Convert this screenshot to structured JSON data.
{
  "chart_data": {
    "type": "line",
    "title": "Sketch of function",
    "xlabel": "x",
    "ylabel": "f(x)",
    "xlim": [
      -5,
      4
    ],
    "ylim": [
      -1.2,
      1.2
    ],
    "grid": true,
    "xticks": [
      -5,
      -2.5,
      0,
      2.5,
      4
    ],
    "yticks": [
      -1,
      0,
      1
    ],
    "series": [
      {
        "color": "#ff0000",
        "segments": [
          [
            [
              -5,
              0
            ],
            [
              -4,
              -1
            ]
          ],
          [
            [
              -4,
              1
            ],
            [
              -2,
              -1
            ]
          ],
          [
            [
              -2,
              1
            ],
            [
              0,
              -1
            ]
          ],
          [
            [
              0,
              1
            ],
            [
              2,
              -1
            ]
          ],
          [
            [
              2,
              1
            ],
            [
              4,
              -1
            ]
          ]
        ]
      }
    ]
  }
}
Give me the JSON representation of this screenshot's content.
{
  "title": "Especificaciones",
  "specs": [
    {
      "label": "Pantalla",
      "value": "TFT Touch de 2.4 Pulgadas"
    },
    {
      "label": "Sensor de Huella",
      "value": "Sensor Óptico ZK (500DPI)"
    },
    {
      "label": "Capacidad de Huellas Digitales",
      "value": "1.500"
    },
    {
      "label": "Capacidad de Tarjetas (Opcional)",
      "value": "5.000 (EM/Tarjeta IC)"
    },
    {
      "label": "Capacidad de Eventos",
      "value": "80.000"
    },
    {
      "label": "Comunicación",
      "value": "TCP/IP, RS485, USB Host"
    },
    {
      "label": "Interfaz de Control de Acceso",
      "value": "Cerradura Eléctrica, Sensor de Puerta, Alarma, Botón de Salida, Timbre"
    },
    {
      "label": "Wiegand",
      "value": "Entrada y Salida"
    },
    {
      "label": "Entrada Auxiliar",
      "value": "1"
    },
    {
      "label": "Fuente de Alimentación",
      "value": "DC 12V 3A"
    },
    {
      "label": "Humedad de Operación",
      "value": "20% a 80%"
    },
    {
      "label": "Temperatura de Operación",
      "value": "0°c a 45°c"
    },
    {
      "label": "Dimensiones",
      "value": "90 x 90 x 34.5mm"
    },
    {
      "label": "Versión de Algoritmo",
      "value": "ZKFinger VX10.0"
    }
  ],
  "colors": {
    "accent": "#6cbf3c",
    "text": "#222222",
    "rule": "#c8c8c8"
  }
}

**OBJECTIVE:** Write out only what runs from the line holding "Give me the" through the last line of the records, exactly as shown.

**ANSWER IN FULL:**
Give me the JSON representation of this screenshot's content.
{
  "title": "Especificaciones",
  "specs": [
    {
      "label": "Pantalla",
      "value": "TFT Touch de 2.4 Pulgadas"
    },
    {
      "label": "Sensor de Huella",
      "value": "Sensor Óptico ZK (500DPI)"
    },
    {
      "label": "Capacidad de Huellas Digitales",
      "value": "1.500"
    },
    {
      "label": "Capacidad de Tarjetas (Opcional)",
      "value": "5.000 (EM/Tarjeta IC)"
    },
    {
      "label": "Capacidad de Eventos",
      "value": "80.000"
    },
    {
      "label": "Comunicación",
      "value": "TCP/IP, RS485, USB Host"
    },
    {
      "label": "Interfaz de Control de Acceso",
      "value": "Cerradura Eléctrica, Sensor de Puerta, Alarma, Botón de Salida, Timbre"
    },
    {
      "label": "Wiegand",
      "value": "Entrada y Salida"
    },
    {
      "label": "Entrada Auxiliar",
      "value": "1"
    },
    {
      "label": "Fuente de Alimentación",
      "value": "DC 12V 3A"
    },
    {
      "label": "Humedad de Operación",
      "value": "20% a 80%"
    },
    {
      "label": "Temperatura de Operación",
      "value": "0°c a 45°c"
    },
    {
      "label": "Dimensiones",
      "value": "90 x 90 x 34.5mm"
    },
    {
      "label": "Versión de Algoritmo",
      "value": "ZKFinger VX10.0"
    }
  ],
  "colors": {
    "accent": "#6cbf3c",
    "text": "#222222",
    "rule": "#c8c8c8"
  }
}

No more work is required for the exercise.